EXERCISE ::
Go through the data below and gather each line containing "mnemonic".

Extracted records
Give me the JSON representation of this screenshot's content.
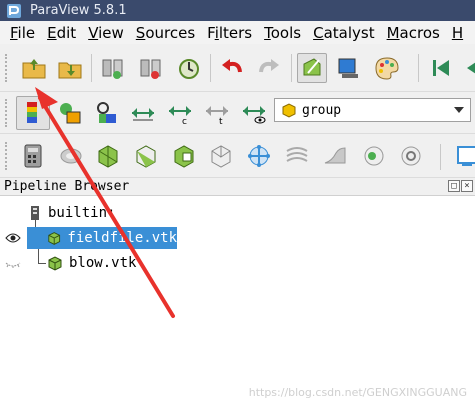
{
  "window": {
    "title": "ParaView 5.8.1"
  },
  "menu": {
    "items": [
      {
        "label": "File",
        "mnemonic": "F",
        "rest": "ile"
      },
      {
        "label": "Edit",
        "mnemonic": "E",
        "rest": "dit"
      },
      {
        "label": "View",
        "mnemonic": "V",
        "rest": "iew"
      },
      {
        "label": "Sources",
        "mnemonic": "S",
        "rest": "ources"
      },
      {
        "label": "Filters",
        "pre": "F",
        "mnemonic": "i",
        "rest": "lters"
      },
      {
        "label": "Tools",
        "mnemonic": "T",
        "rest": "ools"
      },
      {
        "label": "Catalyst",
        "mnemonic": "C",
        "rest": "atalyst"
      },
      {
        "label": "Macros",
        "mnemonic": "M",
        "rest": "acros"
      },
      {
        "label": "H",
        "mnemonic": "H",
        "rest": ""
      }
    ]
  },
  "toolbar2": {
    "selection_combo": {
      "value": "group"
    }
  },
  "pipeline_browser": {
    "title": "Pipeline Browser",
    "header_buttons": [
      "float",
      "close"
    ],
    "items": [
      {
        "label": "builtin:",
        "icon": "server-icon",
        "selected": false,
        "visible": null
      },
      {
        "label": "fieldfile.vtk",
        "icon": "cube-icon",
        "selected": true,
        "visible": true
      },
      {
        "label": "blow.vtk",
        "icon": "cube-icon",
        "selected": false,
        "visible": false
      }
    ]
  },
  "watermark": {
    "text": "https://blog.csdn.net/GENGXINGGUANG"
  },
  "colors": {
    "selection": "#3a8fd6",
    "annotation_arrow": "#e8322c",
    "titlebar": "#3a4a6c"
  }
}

--

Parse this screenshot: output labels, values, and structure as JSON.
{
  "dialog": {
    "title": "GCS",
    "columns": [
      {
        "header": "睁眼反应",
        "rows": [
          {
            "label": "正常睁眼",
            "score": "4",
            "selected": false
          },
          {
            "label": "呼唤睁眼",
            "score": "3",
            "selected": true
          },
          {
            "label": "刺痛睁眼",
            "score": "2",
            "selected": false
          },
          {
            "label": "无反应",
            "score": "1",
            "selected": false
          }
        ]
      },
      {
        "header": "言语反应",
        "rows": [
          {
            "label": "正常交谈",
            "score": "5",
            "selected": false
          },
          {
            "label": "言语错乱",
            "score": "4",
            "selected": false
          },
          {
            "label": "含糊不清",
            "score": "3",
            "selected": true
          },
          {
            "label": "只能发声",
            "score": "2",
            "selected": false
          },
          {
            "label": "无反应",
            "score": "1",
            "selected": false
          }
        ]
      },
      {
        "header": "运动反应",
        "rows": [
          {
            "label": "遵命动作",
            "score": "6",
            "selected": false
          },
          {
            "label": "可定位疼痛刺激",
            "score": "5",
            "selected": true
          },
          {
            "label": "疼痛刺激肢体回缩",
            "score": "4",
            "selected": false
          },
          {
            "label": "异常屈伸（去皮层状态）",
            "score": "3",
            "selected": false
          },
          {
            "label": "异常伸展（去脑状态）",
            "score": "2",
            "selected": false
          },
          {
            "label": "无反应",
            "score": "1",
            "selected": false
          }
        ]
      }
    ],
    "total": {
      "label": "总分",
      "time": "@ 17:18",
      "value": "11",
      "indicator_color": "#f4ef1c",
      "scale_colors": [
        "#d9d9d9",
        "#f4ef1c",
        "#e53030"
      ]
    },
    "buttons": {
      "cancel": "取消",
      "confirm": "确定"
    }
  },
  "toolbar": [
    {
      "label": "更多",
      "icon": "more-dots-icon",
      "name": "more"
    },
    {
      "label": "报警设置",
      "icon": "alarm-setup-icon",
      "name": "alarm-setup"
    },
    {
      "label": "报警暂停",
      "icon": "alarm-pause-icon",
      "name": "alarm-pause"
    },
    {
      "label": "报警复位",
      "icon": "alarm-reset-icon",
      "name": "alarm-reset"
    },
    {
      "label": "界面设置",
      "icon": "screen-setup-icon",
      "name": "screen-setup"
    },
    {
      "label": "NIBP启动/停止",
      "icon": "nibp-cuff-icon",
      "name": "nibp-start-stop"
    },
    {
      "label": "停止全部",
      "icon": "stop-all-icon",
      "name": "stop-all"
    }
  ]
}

TASK ANSWER ::
        "mnemonic": "F",
        "mnemonic": "E",
        "mnemonic": "V",
        "mnemonic": "S",
        "mnemonic": "i",
        "mnemonic": "T",
        "mnemonic": "C",
        "mnemonic": "M",
        "mnemonic": "H",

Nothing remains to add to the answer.